_GIVEN PROBLEM_
Reproduce each line that includes the word "Length".

• • • • •

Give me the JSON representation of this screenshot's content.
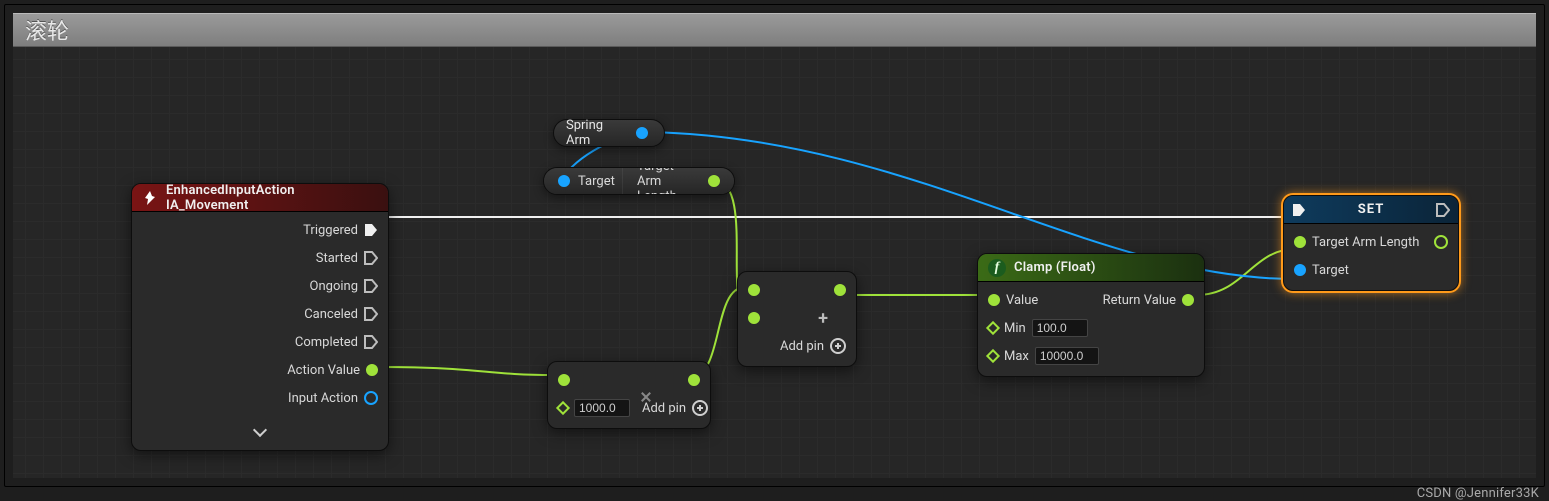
{
  "comment_title": "滚轮",
  "event_node": {
    "title": "EnhancedInputAction IA_Movement",
    "rows": [
      "Triggered",
      "Started",
      "Ongoing",
      "Canceled",
      "Completed",
      "Action Value",
      "Input Action"
    ]
  },
  "spring_arm_pill": "Spring Arm",
  "getter_pill": {
    "in": "Target",
    "out": "Target Arm Length"
  },
  "multiply": {
    "add_pin": "Add pin",
    "default": "1000.0"
  },
  "add": {
    "add_pin": "Add pin"
  },
  "clamp": {
    "title": "Clamp (Float)",
    "value": "Value",
    "min_label": "Min",
    "min": "100.0",
    "max_label": "Max",
    "max": "10000.0",
    "ret": "Return Value"
  },
  "set": {
    "title": "SET",
    "prop": "Target Arm Length",
    "target": "Target"
  },
  "watermark": "CSDN @Jennifer33K",
  "chart_data": null
}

• • • • •

_IN RESPONSE_
    "out": "Target Arm Length"
    "prop": "Target Arm Length",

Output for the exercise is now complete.